Written request:
Give the total number of lines with the word "this" in them, and no other words.

Stored items from a collection

>> Start

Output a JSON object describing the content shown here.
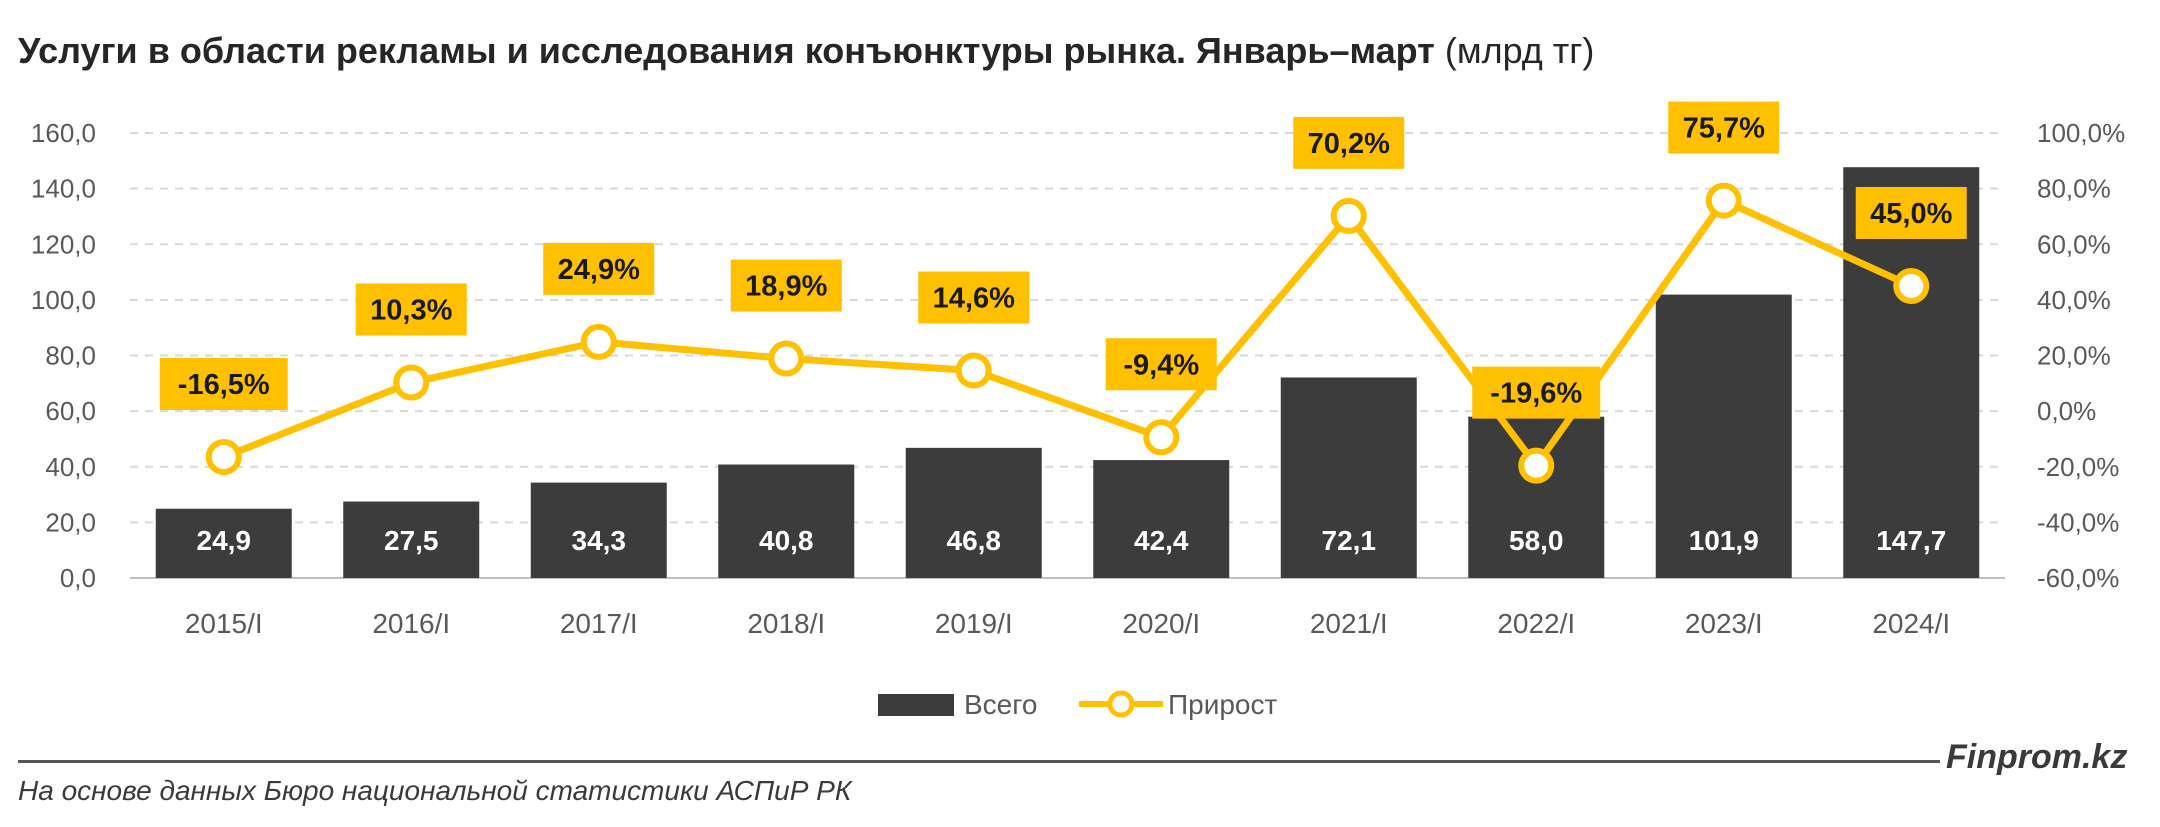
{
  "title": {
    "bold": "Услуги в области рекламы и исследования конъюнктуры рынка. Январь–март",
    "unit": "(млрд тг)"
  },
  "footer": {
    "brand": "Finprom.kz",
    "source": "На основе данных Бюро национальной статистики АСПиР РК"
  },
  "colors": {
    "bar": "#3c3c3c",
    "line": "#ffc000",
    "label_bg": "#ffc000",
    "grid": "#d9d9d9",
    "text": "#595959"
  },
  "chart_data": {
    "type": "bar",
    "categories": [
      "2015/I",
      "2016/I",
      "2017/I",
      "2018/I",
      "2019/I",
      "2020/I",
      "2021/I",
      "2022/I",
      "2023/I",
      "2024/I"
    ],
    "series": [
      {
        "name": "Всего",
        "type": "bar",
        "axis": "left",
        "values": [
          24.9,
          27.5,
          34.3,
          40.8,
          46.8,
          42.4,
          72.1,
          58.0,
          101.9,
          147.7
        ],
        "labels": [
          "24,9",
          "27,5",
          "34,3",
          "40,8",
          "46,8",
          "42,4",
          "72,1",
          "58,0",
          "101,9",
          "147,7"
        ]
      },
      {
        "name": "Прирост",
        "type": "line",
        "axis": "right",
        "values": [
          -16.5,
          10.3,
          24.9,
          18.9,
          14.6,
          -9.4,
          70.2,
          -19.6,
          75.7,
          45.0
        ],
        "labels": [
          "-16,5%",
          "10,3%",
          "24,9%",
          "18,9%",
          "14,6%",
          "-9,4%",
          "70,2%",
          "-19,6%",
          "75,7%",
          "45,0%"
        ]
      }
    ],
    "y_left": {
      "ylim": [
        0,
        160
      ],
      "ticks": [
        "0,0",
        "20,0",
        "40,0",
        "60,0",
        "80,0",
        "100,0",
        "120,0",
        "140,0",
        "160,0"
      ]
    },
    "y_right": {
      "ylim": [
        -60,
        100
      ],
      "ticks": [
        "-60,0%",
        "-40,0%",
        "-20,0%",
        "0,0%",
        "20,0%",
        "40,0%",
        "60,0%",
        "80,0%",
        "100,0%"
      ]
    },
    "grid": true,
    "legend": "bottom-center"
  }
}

>> End
>> Start

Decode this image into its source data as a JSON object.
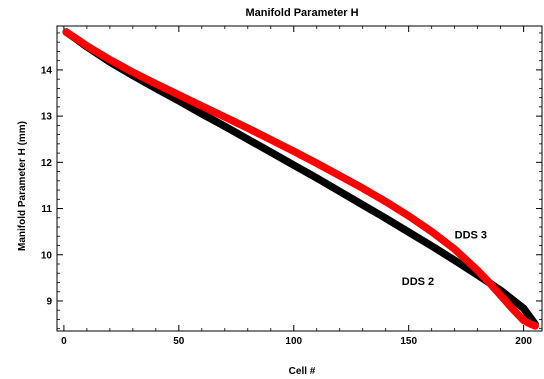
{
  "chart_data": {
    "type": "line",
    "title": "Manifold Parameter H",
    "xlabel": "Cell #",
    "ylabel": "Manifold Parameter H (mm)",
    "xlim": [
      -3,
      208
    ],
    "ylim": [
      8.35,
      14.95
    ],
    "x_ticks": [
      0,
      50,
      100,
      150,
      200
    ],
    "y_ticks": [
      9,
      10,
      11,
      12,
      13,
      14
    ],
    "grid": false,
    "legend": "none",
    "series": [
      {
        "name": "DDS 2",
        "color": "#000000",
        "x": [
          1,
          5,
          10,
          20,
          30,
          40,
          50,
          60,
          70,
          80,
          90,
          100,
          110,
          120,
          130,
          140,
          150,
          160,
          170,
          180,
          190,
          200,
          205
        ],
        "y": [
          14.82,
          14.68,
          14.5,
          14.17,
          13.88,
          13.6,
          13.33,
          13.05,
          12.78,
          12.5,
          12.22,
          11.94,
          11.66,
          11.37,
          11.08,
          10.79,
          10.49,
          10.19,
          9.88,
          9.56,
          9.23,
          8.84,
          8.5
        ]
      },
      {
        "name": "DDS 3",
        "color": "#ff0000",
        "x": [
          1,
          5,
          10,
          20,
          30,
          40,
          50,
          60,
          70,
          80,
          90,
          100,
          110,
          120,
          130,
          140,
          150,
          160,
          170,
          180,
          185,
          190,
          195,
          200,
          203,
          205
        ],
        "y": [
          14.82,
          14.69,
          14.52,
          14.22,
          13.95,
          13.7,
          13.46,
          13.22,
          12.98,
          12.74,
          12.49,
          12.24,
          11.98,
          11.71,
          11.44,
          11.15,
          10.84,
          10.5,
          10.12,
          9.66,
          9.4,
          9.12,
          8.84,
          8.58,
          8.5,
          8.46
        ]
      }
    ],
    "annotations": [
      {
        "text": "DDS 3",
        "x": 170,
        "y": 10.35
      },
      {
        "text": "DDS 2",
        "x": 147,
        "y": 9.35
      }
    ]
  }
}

>> End
>> Start

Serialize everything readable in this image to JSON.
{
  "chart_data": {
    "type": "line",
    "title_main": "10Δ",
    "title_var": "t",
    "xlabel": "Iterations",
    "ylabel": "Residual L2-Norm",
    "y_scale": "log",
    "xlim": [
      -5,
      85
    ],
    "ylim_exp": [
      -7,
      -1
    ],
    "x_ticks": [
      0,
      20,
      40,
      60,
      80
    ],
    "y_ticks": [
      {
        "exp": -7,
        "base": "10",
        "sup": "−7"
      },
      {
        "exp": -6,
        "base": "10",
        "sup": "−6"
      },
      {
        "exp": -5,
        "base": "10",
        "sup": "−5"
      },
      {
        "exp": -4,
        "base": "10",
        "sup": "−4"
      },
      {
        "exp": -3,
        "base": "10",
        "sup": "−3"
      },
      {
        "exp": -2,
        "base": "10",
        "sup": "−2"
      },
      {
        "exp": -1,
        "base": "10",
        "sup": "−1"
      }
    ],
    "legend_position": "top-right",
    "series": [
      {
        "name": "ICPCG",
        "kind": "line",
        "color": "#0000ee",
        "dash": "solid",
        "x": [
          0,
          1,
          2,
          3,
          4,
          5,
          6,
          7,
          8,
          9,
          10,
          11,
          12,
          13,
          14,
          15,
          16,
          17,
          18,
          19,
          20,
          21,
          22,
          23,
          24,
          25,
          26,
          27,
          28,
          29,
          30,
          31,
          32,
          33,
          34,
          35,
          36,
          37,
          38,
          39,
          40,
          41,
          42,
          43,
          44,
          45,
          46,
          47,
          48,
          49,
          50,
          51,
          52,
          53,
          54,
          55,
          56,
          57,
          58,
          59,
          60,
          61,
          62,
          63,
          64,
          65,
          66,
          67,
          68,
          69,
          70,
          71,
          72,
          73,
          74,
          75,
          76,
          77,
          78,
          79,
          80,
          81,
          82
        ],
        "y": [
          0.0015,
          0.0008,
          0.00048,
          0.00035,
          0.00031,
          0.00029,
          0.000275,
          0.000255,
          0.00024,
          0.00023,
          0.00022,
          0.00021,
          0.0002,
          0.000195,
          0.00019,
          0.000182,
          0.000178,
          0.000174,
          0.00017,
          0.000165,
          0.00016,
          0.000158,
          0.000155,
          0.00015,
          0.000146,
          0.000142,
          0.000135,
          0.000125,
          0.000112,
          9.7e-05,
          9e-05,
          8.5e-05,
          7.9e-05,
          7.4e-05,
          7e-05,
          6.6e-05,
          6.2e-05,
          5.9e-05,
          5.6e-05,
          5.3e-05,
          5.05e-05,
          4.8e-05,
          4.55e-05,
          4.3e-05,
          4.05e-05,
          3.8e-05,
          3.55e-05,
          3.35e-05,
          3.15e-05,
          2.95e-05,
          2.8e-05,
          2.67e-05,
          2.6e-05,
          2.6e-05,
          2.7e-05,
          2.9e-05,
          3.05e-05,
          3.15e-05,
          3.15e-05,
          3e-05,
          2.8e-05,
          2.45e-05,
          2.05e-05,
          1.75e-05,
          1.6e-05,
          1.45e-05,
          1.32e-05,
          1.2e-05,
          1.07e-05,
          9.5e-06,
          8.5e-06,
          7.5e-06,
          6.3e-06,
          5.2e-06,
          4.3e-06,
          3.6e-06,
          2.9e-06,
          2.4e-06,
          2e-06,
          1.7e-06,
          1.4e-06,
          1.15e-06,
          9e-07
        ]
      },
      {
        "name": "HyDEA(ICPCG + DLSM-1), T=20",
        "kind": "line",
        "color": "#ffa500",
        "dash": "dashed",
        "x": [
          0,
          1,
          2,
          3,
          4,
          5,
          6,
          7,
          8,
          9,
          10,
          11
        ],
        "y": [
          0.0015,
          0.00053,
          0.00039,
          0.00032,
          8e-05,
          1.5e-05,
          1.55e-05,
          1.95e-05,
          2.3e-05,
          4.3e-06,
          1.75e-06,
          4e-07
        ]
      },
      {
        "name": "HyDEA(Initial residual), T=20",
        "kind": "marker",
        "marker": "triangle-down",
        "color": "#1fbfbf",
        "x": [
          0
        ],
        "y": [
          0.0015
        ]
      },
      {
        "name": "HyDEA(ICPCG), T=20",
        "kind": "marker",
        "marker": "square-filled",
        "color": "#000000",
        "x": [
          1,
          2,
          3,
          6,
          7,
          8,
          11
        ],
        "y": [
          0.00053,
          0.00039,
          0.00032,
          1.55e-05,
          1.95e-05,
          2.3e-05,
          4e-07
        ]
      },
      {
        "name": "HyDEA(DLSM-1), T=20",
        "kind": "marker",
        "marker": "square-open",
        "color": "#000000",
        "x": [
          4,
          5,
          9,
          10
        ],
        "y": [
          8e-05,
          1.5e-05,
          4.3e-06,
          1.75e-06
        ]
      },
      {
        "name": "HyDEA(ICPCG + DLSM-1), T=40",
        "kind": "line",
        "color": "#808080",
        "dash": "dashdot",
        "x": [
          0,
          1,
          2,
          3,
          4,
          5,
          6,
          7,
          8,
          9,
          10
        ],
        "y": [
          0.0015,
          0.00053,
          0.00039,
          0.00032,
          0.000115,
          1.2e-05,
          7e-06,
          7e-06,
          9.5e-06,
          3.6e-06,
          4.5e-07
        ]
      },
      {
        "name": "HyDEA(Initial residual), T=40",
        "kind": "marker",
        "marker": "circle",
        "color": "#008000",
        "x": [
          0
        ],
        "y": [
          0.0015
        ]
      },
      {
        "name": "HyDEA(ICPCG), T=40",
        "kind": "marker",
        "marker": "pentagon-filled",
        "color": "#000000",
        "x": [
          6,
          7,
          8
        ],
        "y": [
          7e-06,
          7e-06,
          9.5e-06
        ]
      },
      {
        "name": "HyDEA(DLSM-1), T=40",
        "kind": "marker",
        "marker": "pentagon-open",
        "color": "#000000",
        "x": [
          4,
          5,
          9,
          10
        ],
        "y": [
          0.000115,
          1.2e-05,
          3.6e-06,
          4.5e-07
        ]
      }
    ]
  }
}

>> End

Worked solution:
2